- [GIVEN EXERCISE]
All of the entries need to be written out again, exactly as they are.

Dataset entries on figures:
━━━━

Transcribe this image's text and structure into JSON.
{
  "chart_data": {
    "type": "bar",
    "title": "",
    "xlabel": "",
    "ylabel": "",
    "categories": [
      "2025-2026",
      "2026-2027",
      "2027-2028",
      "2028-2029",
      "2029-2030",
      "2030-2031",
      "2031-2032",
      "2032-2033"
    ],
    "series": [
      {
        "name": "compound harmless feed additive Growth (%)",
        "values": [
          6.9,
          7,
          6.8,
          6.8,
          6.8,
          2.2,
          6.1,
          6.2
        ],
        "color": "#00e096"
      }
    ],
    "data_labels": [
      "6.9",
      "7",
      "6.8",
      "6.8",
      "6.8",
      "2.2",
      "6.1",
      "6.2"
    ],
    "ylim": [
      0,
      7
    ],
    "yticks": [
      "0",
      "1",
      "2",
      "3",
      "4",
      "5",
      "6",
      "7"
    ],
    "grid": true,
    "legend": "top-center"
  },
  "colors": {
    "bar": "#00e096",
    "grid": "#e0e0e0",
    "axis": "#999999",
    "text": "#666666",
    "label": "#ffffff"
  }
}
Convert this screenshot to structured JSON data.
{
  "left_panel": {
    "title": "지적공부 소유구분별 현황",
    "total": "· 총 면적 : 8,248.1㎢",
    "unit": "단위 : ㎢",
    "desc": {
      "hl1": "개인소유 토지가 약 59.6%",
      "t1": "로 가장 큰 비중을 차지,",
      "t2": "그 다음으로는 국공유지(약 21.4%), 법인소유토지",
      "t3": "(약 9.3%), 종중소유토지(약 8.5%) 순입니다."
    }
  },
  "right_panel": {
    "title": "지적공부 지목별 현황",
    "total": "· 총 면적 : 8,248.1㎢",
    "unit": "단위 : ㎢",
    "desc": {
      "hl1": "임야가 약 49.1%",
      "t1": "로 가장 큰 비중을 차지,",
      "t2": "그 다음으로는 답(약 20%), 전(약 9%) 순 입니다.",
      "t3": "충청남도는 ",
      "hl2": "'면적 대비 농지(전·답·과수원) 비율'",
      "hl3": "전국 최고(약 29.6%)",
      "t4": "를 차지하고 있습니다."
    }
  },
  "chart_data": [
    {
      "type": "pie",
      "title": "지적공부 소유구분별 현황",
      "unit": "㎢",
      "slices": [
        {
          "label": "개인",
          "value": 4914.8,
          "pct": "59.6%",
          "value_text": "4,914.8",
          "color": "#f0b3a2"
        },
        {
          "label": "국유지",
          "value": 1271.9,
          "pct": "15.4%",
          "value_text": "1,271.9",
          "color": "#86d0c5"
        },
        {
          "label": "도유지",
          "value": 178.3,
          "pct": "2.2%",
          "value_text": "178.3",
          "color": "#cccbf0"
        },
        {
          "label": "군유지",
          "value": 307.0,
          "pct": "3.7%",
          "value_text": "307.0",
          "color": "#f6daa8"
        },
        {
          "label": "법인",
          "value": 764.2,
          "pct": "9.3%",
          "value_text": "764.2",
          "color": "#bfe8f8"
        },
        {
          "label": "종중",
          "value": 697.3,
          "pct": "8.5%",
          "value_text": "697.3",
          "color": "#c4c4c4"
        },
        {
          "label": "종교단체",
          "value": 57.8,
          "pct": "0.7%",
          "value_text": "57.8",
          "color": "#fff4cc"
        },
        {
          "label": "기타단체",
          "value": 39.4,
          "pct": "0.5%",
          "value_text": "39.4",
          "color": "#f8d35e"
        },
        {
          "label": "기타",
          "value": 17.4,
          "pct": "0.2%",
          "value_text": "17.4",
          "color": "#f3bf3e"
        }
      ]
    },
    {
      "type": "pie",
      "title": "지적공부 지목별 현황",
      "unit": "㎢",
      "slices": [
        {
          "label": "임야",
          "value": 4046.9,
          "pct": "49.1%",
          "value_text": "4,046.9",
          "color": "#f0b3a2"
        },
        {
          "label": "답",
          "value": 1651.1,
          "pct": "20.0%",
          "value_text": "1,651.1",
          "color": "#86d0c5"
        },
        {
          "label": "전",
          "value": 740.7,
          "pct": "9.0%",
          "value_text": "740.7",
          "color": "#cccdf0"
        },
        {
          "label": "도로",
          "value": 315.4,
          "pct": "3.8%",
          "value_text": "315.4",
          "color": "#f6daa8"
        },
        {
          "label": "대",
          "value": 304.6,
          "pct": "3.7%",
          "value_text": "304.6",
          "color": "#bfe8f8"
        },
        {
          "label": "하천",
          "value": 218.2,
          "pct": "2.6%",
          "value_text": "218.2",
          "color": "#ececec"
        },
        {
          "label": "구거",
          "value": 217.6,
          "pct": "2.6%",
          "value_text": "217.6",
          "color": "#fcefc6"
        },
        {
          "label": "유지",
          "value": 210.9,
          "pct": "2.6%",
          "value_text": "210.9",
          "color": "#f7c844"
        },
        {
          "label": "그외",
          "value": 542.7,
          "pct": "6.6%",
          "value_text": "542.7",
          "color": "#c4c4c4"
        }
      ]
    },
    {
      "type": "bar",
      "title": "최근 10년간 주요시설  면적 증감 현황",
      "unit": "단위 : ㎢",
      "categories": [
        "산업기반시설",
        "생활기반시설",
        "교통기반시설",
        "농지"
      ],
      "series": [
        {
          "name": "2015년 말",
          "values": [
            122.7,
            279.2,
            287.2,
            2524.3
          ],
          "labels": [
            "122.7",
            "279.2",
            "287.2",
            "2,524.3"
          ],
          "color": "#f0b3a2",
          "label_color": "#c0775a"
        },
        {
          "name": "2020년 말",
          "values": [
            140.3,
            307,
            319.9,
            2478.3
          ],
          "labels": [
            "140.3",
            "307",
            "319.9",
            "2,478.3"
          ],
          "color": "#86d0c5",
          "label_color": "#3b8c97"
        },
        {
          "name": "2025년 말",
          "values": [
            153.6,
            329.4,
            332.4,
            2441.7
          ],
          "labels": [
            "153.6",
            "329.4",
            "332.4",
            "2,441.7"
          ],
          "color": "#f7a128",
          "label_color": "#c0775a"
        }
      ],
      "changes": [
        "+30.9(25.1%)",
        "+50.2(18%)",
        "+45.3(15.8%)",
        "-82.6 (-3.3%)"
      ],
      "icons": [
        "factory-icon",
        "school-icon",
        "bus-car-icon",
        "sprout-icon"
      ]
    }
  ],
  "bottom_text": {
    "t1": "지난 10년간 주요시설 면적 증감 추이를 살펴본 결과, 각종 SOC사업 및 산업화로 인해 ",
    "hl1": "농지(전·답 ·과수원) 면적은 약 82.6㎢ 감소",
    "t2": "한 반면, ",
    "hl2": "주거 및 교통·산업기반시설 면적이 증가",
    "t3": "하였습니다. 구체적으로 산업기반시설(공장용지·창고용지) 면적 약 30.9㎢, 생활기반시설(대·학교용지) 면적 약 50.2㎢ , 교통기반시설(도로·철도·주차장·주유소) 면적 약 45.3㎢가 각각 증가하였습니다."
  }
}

━━━━

- [THE SOLUTION]
Transcribe this image's text and structure into JSON.
{
  "chart_data": {
    "type": "bar",
    "title": "",
    "xlabel": "",
    "ylabel": "",
    "categories": [
      "2025-2026",
      "2026-2027",
      "2027-2028",
      "2028-2029",
      "2029-2030",
      "2030-2031",
      "2031-2032",
      "2032-2033"
    ],
    "series": [
      {
        "name": "compound harmless feed additive Growth (%)",
        "values": [
          6.9,
          7,
          6.8,
          6.8,
          6.8,
          2.2,
          6.1,
          6.2
        ],
        "color": "#00e096"
      }
    ],
    "data_labels": [
      "6.9",
      "7",
      "6.8",
      "6.8",
      "6.8",
      "2.2",
      "6.1",
      "6.2"
    ],
    "ylim": [
      0,
      7
    ],
    "yticks": [
      "0",
      "1",
      "2",
      "3",
      "4",
      "5",
      "6",
      "7"
    ],
    "grid": true,
    "legend": "top-center"
  },
  "colors": {
    "bar": "#00e096",
    "grid": "#e0e0e0",
    "axis": "#999999",
    "text": "#666666",
    "label": "#ffffff"
  }
}
Convert this screenshot to structured JSON data.
{
  "left_panel": {
    "title": "지적공부 소유구분별 현황",
    "total": "· 총 면적 : 8,248.1㎢",
    "unit": "단위 : ㎢",
    "desc": {
      "hl1": "개인소유 토지가 약 59.6%",
      "t1": "로 가장 큰 비중을 차지,",
      "t2": "그 다음으로는 국공유지(약 21.4%), 법인소유토지",
      "t3": "(약 9.3%), 종중소유토지(약 8.5%) 순입니다."
    }
  },
  "right_panel": {
    "title": "지적공부 지목별 현황",
    "total": "· 총 면적 : 8,248.1㎢",
    "unit": "단위 : ㎢",
    "desc": {
      "hl1": "임야가 약 49.1%",
      "t1": "로 가장 큰 비중을 차지,",
      "t2": "그 다음으로는 답(약 20%), 전(약 9%) 순 입니다.",
      "t3": "충청남도는 ",
      "hl2": "'면적 대비 농지(전·답·과수원) 비율'",
      "hl3": "전국 최고(약 29.6%)",
      "t4": "를 차지하고 있습니다."
    }
  },
  "chart_data": [
    {
      "type": "pie",
      "title": "지적공부 소유구분별 현황",
      "unit": "㎢",
      "slices": [
        {
          "label": "개인",
          "value": 4914.8,
          "pct": "59.6%",
          "value_text": "4,914.8",
          "color": "#f0b3a2"
        },
        {
          "label": "국유지",
          "value": 1271.9,
          "pct": "15.4%",
          "value_text": "1,271.9",
          "color": "#86d0c5"
        },
        {
          "label": "도유지",
          "value": 178.3,
          "pct": "2.2%",
          "value_text": "178.3",
          "color": "#cccbf0"
        },
        {
          "label": "군유지",
          "value": 307.0,
          "pct": "3.7%",
          "value_text": "307.0",
          "color": "#f6daa8"
        },
        {
          "label": "법인",
          "value": 764.2,
          "pct": "9.3%",
          "value_text": "764.2",
          "color": "#bfe8f8"
        },
        {
          "label": "종중",
          "value": 697.3,
          "pct": "8.5%",
          "value_text": "697.3",
          "color": "#c4c4c4"
        },
        {
          "label": "종교단체",
          "value": 57.8,
          "pct": "0.7%",
          "value_text": "57.8",
          "color": "#fff4cc"
        },
        {
          "label": "기타단체",
          "value": 39.4,
          "pct": "0.5%",
          "value_text": "39.4",
          "color": "#f8d35e"
        },
        {
          "label": "기타",
          "value": 17.4,
          "pct": "0.2%",
          "value_text": "17.4",
          "color": "#f3bf3e"
        }
      ]
    },
    {
      "type": "pie",
      "title": "지적공부 지목별 현황",
      "unit": "㎢",
      "slices": [
        {
          "label": "임야",
          "value": 4046.9,
          "pct": "49.1%",
          "value_text": "4,046.9",
          "color": "#f0b3a2"
        },
        {
          "label": "답",
          "value": 1651.1,
          "pct": "20.0%",
          "value_text": "1,651.1",
          "color": "#86d0c5"
        },
        {
          "label": "전",
          "value": 740.7,
          "pct": "9.0%",
          "value_text": "740.7",
          "color": "#cccdf0"
        },
        {
          "label": "도로",
          "value": 315.4,
          "pct": "3.8%",
          "value_text": "315.4",
          "color": "#f6daa8"
        },
        {
          "label": "대",
          "value": 304.6,
          "pct": "3.7%",
          "value_text": "304.6",
          "color": "#bfe8f8"
        },
        {
          "label": "하천",
          "value": 218.2,
          "pct": "2.6%",
          "value_text": "218.2",
          "color": "#ececec"
        },
        {
          "label": "구거",
          "value": 217.6,
          "pct": "2.6%",
          "value_text": "217.6",
          "color": "#fcefc6"
        },
        {
          "label": "유지",
          "value": 210.9,
          "pct": "2.6%",
          "value_text": "210.9",
          "color": "#f7c844"
        },
        {
          "label": "그외",
          "value": 542.7,
          "pct": "6.6%",
          "value_text": "542.7",
          "color": "#c4c4c4"
        }
      ]
    },
    {
      "type": "bar",
      "title": "최근 10년간 주요시설  면적 증감 현황",
      "unit": "단위 : ㎢",
      "categories": [
        "산업기반시설",
        "생활기반시설",
        "교통기반시설",
        "농지"
      ],
      "series": [
        {
          "name": "2015년 말",
          "values": [
            122.7,
            279.2,
            287.2,
            2524.3
          ],
          "labels": [
            "122.7",
            "279.2",
            "287.2",
            "2,524.3"
          ],
          "color": "#f0b3a2",
          "label_color": "#c0775a"
        },
        {
          "name": "2020년 말",
          "values": [
            140.3,
            307,
            319.9,
            2478.3
          ],
          "labels": [
            "140.3",
            "307",
            "319.9",
            "2,478.3"
          ],
          "color": "#86d0c5",
          "label_color": "#3b8c97"
        },
        {
          "name": "2025년 말",
          "values": [
            153.6,
            329.4,
            332.4,
            2441.7
          ],
          "labels": [
            "153.6",
            "329.4",
            "332.4",
            "2,441.7"
          ],
          "color": "#f7a128",
          "label_color": "#c0775a"
        }
      ],
      "changes": [
        "+30.9(25.1%)",
        "+50.2(18%)",
        "+45.3(15.8%)",
        "-82.6 (-3.3%)"
      ],
      "icons": [
        "factory-icon",
        "school-icon",
        "bus-car-icon",
        "sprout-icon"
      ]
    }
  ],
  "bottom_text": {
    "t1": "지난 10년간 주요시설 면적 증감 추이를 살펴본 결과, 각종 SOC사업 및 산업화로 인해 ",
    "hl1": "농지(전·답 ·과수원) 면적은 약 82.6㎢ 감소",
    "t2": "한 반면, ",
    "hl2": "주거 및 교통·산업기반시설 면적이 증가",
    "t3": "하였습니다. 구체적으로 산업기반시설(공장용지·창고용지) 면적 약 30.9㎢, 생활기반시설(대·학교용지) 면적 약 50.2㎢ , 교통기반시설(도로·철도·주차장·주유소) 면적 약 45.3㎢가 각각 증가하였습니다."
  }
}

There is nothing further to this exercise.